» DESCRIPTION OF THE TASK:
Here are some records; quote them exactly, leaving out the pictures.

» Records from a data source:
┏━━

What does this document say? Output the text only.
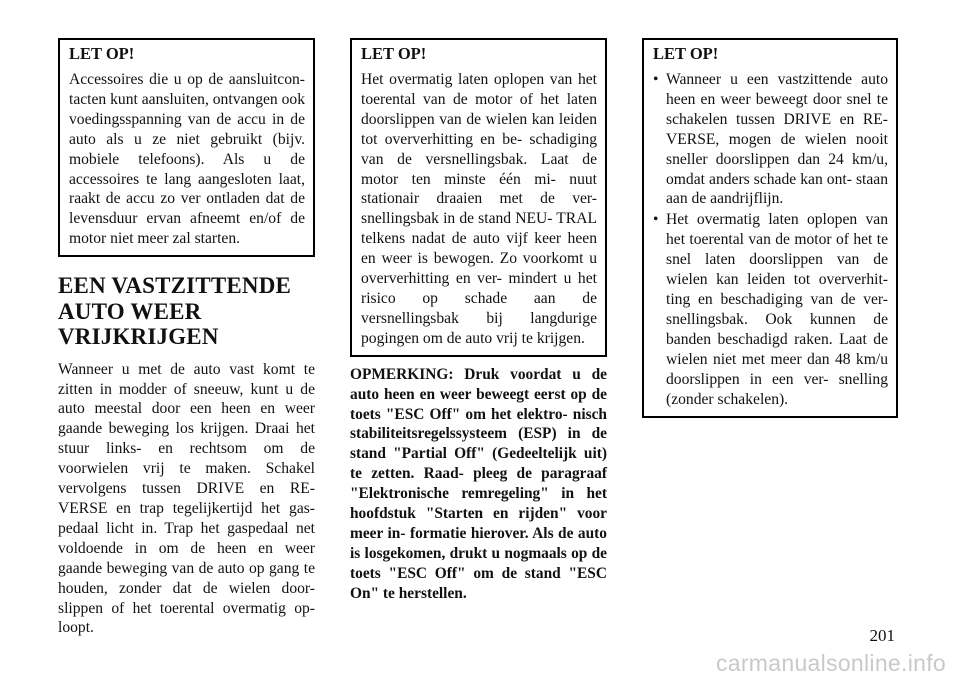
LET OP!

Accessoires die u op de aansluitcon- tacten kunt aansluiten, ontvangen ook voedingsspanning van de accu in de auto als u ze niet gebruikt (bijv. mobiele telefoons). Als u de accessoires te lang aangesloten laat, raakt de accu zo ver ontladen dat de levensduur ervan afneemt en/of de motor niet meer zal starten.

EEN VASTZITTENDE AUTO WEER VRIJKRIJGEN

Wanneer u met de auto vast komt te zitten in modder of sneeuw, kunt u de auto meestal door een heen en weer gaande beweging los krijgen. Draai het stuur links- en rechtsom om de voorwielen vrij te maken. Schakel vervolgens tussen DRIVE en RE- VERSE en trap tegelijkertijd het gas- pedaal licht in. Trap het gaspedaal net voldoende in om de heen en weer gaande beweging van de auto op gang te houden, zonder dat de wielen door- slippen of het toerental overmatig op- loopt.

LET OP!

Het overmatig laten oplopen van het toerental van de motor of het laten doorslippen van de wielen kan leiden tot oververhitting en be- schadiging van de versnellingsbak. Laat de motor ten minste één mi- nuut stationair draaien met de ver- snellingsbak in de stand NEU- TRAL telkens nadat de auto vijf keer heen en weer is bewogen. Zo voorkomt u oververhitting en ver- mindert u het risico op schade aan de versnellingsbak bij langdurige pogingen om de auto vrij te krijgen.

OPMERKING: Druk voordat u de auto heen en weer beweegt eerst op de toets "ESC Off" om het elektro- nisch stabiliteitsregelssysteem (ESP) in de stand "Partial Off" (Gedeeltelijk uit) te zetten. Raad- pleeg de paragraaf "Elektronische remregeling" in het hoofdstuk "Starten en rijden" voor meer in- formatie hierover. Als de auto is losgekomen, drukt u nogmaals op de toets "ESC Off" om de stand "ESC On" te herstellen.

LET OP!
• Wanneer u een vastzittende auto heen en weer beweegt door snel te schakelen tussen DRIVE en RE- VERSE, mogen de wielen nooit sneller doorslippen dan 24 km/u, omdat anders schade kan ont- staan aan de aandrijflijn.
• Het overmatig laten oplopen van het toerental van de motor of het te snel laten doorslippen van de wielen kan leiden tot oververhit- ting en beschadiging van de ver- snellingsbak. Ook kunnen de banden beschadigd raken. Laat de wielen niet met meer dan 48 km/u doorslippen in een ver- snelling (zonder schakelen).
201
carmanualsonline.info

┗━━

» PROBLEM SOLUTION:
What does this document say? Output the text only.
LET OP!

Accessoires die u op de aansluitcon- tacten kunt aansluiten, ontvangen ook voedingsspanning van de accu in de auto als u ze niet gebruikt (bijv. mobiele telefoons). Als u de accessoires te lang aangesloten laat, raakt de accu zo ver ontladen dat de levensduur ervan afneemt en/of de motor niet meer zal starten.

EEN VASTZITTENDE AUTO WEER VRIJKRIJGEN

Wanneer u met de auto vast komt te zitten in modder of sneeuw, kunt u de auto meestal door een heen en weer gaande beweging los krijgen. Draai het stuur links- en rechtsom om de voorwielen vrij te maken. Schakel vervolgens tussen DRIVE en RE- VERSE en trap tegelijkertijd het gas- pedaal licht in. Trap het gaspedaal net voldoende in om de heen en weer gaande beweging van de auto op gang te houden, zonder dat de wielen door- slippen of het toerental overmatig op- loopt.

LET OP!

Het overmatig laten oplopen van het toerental van de motor of het laten doorslippen van de wielen kan leiden tot oververhitting en be- schadiging van de versnellingsbak. Laat de motor ten minste één mi- nuut stationair draaien met de ver- snellingsbak in de stand NEU- TRAL telkens nadat de auto vijf keer heen en weer is bewogen. Zo voorkomt u oververhitting en ver- mindert u het risico op schade aan de versnellingsbak bij langdurige pogingen om de auto vrij te krijgen.

OPMERKING: Druk voordat u de auto heen en weer beweegt eerst op de toets "ESC Off" om het elektro- nisch stabiliteitsregelssysteem (ESP) in de stand "Partial Off" (Gedeeltelijk uit) te zetten. Raad- pleeg de paragraaf "Elektronische remregeling" in het hoofdstuk "Starten en rijden" voor meer in- formatie hierover. Als de auto is losgekomen, drukt u nogmaals op de toets "ESC Off" om de stand "ESC On" te herstellen.

LET OP!
• Wanneer u een vastzittende auto heen en weer beweegt door snel te schakelen tussen DRIVE en RE- VERSE, mogen de wielen nooit sneller doorslippen dan 24 km/u, omdat anders schade kan ont- staan aan de aandrijflijn.
• Het overmatig laten oplopen van het toerental van de motor of het te snel laten doorslippen van de wielen kan leiden tot oververhit- ting en beschadiging van de ver- snellingsbak. Ook kunnen de banden beschadigd raken. Laat de wielen niet met meer dan 48 km/u doorslippen in een ver- snelling (zonder schakelen).
201
carmanualsonline.info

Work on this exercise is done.